▶ _GIVEN PASSAGE_:
Brief Description of Our Approach

To provide scientific evidence-based, specific and actionable information and guidance on food choices that we make every day and how they might impact our health, we had to quantify a relative level of positive or negative effect for every individual food item in our database as they relate to each specific illness or health concern tracked in our system.

As a foundation for data in our system we take multi-year multi-center prospective studies conducted and/or funded by the USDA, HHS, NIH and other respective agencies around the world (e.g., Framingham Heart Study). These studies are done on many thousands of people and monitor morbidity and mortality over decades while periodically collecting the information on their diet, plasma levels of markers of different diseases and known nutrients.

Here is a very brief description of our approach to creating our knowledgebase:

  1. We maintain detailed nutrition information on every individual food item in our system. Most of such data is available from the U.S. Department of Agriculture Food Database. Additionally, some data (e.g., Mercury, Gluten, Purine, Myo-inositol, Tyramine) we collect from peer-reviewed sources, US EPA, NIH agencies, and major universities.

▶ _TASK SET_:
- a) Translate this sentence from the approach description into Spanish: "Most of such data is available from the U.S. Department of Agriculture Food Database."
- b) Write out the part of the approach description that opens with the words containing "To provide scientific" and closes with "and known nutrients.".
The listing has no connection to the approach description.

▶ _ENTRIES SUPPLIED_:

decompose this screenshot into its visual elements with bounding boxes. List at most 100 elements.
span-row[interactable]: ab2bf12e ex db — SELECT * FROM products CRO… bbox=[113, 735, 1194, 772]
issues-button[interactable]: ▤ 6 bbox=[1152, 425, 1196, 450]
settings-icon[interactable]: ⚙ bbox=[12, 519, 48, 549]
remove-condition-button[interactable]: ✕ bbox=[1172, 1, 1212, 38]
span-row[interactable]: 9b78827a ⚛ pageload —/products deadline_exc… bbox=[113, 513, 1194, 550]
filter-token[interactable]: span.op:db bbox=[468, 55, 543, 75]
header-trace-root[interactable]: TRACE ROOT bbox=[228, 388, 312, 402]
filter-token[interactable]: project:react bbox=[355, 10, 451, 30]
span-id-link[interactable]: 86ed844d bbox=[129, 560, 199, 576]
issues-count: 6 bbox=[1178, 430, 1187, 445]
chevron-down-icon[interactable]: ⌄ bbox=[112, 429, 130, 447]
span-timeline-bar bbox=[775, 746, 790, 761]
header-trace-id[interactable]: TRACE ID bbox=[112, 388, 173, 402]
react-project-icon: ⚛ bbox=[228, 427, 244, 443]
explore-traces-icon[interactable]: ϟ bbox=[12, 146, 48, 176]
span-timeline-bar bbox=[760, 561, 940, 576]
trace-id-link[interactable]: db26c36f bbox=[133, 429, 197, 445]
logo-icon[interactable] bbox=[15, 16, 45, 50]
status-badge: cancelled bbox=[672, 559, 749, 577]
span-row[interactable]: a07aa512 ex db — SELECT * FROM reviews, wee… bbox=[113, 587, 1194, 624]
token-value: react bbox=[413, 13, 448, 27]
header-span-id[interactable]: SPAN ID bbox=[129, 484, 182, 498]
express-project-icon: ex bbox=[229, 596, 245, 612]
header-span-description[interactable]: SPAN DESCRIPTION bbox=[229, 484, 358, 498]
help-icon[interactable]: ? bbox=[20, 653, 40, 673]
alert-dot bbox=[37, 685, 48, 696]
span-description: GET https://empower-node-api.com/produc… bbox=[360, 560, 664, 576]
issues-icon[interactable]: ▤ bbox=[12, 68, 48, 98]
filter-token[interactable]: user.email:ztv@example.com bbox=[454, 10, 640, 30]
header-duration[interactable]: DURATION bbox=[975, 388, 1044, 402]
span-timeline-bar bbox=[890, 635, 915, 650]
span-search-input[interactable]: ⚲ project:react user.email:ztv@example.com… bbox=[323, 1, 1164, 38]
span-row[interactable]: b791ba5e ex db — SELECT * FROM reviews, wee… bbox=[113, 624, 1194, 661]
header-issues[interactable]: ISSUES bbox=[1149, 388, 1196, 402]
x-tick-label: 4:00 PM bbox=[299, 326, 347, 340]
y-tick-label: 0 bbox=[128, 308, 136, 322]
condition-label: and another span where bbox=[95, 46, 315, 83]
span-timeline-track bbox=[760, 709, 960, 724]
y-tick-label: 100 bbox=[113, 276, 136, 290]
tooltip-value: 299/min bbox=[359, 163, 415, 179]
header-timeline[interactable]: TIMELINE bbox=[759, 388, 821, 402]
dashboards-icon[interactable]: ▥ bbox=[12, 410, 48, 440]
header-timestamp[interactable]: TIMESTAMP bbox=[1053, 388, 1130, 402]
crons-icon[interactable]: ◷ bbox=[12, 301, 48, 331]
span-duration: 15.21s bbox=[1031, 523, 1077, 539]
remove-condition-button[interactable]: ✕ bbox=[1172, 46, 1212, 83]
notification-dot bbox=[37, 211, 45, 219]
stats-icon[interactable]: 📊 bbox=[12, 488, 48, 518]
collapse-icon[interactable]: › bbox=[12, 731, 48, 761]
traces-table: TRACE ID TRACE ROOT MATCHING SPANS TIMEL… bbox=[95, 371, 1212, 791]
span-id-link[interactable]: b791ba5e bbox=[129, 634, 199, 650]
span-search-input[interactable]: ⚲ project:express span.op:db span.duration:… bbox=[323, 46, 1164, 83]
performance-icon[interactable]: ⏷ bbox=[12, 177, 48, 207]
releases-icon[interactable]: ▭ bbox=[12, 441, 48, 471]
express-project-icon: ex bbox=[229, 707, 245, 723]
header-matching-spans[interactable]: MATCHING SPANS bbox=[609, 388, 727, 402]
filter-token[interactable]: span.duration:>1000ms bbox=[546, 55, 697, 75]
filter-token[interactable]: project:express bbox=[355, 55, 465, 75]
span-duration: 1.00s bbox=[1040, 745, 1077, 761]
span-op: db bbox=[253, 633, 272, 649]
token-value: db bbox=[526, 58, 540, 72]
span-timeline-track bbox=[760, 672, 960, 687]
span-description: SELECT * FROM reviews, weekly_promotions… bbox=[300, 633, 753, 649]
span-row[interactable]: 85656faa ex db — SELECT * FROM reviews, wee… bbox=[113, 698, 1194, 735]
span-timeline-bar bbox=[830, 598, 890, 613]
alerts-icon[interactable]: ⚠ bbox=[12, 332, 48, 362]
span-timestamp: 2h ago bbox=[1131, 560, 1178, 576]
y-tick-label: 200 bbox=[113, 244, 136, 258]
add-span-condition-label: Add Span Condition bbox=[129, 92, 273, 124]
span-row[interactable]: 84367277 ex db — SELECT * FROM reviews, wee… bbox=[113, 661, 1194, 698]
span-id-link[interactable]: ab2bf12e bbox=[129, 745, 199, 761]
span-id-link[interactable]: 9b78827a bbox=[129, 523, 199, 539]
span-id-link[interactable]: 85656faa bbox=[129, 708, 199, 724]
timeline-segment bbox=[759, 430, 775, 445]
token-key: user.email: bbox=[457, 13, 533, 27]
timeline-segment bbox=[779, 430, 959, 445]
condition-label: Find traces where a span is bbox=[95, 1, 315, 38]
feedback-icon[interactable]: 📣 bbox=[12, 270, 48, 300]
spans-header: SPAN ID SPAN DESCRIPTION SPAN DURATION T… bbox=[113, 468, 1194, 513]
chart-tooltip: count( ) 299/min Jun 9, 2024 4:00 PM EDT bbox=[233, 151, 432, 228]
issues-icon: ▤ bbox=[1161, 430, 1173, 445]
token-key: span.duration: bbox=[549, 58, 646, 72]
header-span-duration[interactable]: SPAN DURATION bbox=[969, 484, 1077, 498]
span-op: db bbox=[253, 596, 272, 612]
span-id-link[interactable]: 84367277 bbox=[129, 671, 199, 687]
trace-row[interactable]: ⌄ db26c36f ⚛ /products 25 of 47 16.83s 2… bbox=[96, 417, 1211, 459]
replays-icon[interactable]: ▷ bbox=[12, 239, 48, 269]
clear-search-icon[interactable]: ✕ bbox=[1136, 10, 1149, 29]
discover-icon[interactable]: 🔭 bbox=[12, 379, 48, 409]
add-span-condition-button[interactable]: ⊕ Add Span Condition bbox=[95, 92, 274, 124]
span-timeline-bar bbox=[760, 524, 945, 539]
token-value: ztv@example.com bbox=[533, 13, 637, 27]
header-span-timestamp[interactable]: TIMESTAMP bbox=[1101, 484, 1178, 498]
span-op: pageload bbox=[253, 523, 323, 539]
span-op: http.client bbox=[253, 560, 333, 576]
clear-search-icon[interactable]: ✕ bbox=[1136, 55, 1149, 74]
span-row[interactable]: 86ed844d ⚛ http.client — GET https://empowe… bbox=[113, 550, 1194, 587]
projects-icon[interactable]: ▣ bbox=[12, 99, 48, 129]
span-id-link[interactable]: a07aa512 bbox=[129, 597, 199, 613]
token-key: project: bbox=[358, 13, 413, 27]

▶ _RESULTS IN ORDER_:
- a) La mayoría de estos datos está disponible en la Base de Datos de Alimentos del Departamento de Agricultura de los EE. UU.

- b)
To provide scientific evidence-based, specific and actionable information and guidance on food choices that we make every day and how they might impact our health, we had to quantify a relative level of positive or negative effect for every individual food item in our database as they relate to each specific illness or health concern tracked in our system.

As a foundation for data in our system we take multi-year multi-center prospective studies conducted and/or funded by the USDA, HHS, NIH and other respective agencies around the world (e.g., Framingham Heart Study). These studies are done on many thousands of people and monitor morbidity and mortality over decades while periodically collecting the information on their diet, plasma levels of markers of different diseases and known nutrients.